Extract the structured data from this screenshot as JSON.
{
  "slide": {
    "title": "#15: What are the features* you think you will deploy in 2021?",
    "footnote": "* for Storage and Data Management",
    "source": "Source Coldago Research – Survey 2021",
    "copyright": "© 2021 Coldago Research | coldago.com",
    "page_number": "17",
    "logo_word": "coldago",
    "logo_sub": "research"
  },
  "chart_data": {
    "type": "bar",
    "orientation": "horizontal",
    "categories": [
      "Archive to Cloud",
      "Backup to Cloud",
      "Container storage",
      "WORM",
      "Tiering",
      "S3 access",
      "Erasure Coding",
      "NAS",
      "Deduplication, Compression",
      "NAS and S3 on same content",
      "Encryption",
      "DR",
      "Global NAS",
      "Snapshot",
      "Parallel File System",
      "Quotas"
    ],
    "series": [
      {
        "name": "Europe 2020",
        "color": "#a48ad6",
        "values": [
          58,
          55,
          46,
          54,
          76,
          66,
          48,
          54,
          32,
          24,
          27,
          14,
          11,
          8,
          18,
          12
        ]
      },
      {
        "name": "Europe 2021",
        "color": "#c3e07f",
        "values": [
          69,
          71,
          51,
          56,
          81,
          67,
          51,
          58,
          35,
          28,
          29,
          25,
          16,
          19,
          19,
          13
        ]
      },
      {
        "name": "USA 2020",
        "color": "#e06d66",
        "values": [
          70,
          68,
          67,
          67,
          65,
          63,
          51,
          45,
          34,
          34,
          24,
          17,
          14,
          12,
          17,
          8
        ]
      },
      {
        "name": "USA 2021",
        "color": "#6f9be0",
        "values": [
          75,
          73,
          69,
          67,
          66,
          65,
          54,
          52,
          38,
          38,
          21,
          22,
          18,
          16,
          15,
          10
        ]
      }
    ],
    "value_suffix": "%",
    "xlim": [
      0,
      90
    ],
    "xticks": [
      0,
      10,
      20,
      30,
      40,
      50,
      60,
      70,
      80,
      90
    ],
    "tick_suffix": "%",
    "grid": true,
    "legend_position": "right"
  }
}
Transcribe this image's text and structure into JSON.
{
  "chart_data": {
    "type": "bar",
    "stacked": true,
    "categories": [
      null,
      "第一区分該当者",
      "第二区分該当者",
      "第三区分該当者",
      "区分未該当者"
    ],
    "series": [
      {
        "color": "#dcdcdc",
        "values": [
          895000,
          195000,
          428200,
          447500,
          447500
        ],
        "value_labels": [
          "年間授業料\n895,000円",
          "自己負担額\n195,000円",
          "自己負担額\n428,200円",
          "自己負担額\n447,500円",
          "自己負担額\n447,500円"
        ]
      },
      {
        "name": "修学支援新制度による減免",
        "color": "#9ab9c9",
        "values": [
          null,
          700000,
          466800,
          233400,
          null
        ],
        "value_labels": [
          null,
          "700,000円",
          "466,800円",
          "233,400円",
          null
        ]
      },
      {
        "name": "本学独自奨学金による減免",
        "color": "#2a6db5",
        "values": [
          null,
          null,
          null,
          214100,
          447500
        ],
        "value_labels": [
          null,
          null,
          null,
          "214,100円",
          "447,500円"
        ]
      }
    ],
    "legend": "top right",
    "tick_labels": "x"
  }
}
------------------------------------------------------------------------
WHAT IS NEEDED: Lines of the material that contain the word "自己負担額" are to be gathered.

TASK RESULT:
          "自己負担額\n195,000円",
          "自己負担額\n428,200円",
          "自己負担額\n447,500円",
          "自己負担額\n447,500円"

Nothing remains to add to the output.